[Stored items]
________

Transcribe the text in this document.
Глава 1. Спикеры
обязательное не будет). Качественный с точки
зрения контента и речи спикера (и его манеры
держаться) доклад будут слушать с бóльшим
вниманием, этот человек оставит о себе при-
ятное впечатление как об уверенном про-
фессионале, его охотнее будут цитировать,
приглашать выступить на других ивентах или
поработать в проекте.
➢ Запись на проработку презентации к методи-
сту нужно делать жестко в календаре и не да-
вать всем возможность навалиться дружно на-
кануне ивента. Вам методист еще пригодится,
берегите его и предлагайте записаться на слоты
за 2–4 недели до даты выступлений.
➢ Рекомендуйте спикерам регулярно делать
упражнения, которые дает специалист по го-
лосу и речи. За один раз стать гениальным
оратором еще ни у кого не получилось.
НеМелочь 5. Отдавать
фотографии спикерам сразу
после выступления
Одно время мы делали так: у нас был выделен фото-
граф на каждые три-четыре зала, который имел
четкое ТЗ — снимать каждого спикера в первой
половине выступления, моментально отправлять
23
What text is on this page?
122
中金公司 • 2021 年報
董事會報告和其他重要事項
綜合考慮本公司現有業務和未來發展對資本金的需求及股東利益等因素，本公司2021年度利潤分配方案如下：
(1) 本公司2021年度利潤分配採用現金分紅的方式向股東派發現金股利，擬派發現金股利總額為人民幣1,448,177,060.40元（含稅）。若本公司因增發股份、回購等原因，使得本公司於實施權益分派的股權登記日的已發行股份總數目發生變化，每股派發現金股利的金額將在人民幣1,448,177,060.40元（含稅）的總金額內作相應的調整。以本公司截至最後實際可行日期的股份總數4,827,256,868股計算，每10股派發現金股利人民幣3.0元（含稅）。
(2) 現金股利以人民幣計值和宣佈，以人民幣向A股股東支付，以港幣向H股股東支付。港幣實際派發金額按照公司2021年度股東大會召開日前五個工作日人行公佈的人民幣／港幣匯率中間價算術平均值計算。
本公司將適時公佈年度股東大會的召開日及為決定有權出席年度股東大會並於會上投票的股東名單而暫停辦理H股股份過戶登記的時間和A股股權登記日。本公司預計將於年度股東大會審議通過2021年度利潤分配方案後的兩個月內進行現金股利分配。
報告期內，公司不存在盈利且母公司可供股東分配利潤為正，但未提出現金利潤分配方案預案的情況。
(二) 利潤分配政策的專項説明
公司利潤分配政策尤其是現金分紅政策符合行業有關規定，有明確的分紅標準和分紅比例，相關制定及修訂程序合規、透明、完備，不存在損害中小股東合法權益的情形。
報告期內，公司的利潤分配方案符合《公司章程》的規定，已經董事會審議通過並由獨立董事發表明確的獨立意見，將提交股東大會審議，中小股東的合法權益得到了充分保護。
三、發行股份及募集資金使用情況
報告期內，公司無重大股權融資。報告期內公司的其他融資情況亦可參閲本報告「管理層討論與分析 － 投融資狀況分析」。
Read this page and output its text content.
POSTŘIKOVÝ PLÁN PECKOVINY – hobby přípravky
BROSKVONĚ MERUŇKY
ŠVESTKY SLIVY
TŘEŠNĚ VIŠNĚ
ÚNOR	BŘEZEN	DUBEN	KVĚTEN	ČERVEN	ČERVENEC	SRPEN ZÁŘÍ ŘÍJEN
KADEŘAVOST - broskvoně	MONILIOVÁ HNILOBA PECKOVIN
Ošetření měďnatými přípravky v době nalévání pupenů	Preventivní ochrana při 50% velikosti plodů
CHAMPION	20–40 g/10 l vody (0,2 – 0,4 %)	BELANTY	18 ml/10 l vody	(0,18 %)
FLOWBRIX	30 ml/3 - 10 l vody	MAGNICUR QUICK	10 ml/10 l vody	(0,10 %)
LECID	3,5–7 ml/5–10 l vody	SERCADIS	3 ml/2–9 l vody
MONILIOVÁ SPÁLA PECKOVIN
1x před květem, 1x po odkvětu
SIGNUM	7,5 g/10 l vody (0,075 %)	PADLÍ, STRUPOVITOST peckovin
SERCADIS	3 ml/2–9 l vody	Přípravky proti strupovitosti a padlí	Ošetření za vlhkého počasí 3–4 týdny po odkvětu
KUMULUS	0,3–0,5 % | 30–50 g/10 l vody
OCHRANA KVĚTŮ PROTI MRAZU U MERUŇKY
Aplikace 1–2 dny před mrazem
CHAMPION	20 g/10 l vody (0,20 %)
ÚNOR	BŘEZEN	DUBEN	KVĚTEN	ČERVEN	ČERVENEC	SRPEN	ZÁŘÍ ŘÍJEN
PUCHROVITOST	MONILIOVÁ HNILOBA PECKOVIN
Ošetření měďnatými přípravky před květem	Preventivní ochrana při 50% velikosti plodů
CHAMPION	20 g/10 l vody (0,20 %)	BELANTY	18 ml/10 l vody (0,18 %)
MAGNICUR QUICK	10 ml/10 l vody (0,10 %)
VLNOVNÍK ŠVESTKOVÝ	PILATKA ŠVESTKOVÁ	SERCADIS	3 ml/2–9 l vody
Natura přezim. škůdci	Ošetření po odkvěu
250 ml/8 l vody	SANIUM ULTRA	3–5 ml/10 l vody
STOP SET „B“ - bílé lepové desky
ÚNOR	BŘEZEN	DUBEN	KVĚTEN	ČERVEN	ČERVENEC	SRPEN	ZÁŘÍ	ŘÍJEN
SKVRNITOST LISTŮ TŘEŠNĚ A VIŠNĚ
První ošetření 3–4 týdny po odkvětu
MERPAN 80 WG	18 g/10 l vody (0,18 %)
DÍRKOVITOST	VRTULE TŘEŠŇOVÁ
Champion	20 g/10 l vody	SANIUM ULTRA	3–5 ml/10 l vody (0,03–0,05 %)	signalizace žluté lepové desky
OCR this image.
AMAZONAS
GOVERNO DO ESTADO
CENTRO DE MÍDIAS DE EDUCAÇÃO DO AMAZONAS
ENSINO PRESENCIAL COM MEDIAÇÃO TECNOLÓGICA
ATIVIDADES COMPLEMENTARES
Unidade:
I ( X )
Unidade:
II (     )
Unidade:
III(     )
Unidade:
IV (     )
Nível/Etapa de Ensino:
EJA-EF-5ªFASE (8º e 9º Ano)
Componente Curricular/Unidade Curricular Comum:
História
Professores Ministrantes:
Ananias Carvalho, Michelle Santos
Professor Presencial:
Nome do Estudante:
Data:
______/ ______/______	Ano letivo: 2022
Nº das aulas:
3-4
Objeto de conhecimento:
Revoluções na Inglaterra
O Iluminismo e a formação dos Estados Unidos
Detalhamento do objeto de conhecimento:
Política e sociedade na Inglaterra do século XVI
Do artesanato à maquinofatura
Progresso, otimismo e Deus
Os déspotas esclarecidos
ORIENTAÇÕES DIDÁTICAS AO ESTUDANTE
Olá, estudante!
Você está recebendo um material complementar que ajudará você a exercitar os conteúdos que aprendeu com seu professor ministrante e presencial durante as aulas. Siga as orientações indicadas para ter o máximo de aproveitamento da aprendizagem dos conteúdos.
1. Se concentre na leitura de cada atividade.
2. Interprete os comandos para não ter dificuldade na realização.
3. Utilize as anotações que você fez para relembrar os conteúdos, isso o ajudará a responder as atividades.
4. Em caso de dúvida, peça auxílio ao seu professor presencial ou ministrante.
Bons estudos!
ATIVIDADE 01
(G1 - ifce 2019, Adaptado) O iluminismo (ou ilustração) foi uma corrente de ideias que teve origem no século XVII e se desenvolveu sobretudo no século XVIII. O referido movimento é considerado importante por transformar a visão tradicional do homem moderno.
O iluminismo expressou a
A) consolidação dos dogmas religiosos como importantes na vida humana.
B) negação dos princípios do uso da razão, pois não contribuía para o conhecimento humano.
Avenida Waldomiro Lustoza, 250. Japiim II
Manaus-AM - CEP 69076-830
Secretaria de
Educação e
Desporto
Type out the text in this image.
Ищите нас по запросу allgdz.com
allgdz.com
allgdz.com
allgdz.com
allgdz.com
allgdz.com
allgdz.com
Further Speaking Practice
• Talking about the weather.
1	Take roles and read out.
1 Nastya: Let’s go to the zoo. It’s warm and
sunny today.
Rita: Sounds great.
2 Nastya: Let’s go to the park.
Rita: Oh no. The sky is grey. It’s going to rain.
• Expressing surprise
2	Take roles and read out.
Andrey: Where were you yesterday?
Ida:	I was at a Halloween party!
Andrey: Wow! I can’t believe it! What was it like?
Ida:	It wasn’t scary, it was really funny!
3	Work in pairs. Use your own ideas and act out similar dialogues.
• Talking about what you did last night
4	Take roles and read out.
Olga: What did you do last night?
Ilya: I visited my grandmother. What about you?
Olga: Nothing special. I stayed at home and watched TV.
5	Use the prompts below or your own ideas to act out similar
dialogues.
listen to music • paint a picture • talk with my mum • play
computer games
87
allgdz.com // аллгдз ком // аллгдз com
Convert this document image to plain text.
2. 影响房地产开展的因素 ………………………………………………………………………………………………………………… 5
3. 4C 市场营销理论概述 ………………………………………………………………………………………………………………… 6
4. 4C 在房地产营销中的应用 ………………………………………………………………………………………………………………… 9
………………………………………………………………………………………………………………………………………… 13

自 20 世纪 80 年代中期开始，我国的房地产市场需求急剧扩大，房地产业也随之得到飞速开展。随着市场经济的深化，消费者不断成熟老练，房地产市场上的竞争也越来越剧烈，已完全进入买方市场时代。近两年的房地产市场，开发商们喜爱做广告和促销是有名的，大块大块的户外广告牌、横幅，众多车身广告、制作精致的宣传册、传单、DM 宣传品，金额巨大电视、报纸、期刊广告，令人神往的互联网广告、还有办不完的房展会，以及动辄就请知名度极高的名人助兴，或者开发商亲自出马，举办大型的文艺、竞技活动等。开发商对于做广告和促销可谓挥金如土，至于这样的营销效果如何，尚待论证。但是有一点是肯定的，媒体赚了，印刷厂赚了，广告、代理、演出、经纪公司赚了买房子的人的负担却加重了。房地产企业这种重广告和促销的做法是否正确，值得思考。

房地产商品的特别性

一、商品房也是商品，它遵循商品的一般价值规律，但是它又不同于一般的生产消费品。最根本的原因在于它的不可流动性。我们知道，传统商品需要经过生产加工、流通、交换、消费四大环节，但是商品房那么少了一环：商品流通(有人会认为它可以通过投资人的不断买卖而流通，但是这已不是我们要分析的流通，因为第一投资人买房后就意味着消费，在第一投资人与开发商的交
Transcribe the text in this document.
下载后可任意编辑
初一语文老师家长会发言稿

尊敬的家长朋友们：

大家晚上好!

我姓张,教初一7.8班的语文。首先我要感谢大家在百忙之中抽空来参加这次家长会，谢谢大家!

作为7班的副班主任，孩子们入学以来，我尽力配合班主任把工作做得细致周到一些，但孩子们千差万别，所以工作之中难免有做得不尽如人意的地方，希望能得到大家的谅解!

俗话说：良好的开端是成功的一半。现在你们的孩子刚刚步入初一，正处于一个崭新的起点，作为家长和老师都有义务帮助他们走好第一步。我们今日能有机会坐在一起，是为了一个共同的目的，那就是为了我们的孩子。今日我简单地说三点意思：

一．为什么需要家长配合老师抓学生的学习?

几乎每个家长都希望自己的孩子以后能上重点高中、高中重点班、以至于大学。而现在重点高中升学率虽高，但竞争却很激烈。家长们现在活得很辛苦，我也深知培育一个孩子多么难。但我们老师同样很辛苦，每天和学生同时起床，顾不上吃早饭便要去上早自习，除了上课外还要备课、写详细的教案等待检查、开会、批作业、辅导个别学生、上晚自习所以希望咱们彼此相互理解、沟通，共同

________

▸ **Aim of the exercise**: Pick out the lines that include the word "ŘÍJEN" and write them out.

▸ **Task result**:
ÚNOR	BŘEZEN	DUBEN	KVĚTEN	ČERVEN	ČERVENEC	SRPEN ZÁŘÍ ŘÍJEN
ÚNOR	BŘEZEN	DUBEN	KVĚTEN	ČERVEN	ČERVENEC	SRPEN	ZÁŘÍ ŘÍJEN
ÚNOR	BŘEZEN	DUBEN	KVĚTEN	ČERVEN	ČERVENEC	SRPEN	ZÁŘÍ	ŘÍJEN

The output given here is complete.